▶ Exercise task: Search the records below for the word "this" and show every line where it occurs.

▶ Listed entries:
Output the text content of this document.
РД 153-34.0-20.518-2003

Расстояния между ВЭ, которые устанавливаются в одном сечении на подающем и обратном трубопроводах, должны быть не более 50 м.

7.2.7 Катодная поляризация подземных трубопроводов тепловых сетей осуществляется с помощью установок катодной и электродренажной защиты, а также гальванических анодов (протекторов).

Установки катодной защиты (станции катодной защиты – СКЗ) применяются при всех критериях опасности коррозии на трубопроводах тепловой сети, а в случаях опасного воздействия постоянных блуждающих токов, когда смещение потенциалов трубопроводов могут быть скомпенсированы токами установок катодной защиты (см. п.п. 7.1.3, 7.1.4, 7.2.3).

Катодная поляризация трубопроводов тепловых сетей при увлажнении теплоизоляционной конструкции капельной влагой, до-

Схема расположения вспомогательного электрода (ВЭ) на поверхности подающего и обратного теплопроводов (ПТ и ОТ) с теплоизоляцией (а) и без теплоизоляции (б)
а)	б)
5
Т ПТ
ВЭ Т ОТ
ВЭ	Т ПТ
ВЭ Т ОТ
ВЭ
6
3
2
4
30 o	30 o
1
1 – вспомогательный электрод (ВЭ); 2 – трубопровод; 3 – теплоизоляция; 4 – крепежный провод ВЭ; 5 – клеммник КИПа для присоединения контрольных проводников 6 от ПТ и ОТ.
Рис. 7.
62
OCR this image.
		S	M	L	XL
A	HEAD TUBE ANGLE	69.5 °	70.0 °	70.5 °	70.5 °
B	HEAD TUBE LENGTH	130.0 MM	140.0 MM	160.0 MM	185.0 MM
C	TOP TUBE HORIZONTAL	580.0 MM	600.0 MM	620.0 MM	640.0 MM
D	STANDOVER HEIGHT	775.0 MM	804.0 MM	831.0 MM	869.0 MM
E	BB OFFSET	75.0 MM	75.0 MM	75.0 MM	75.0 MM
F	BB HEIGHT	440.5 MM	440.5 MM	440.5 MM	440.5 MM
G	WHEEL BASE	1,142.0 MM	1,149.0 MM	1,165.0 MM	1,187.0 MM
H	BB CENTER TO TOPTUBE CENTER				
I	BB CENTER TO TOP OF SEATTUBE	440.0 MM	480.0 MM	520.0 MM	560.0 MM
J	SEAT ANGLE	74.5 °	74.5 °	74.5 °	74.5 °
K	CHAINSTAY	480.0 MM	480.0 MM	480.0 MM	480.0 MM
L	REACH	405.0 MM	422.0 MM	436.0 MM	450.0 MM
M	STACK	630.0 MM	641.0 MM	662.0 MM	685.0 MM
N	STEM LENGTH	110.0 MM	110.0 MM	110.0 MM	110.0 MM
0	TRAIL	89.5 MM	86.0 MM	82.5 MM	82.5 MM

▶ The result:
Output the text content of this document.
OCR this image.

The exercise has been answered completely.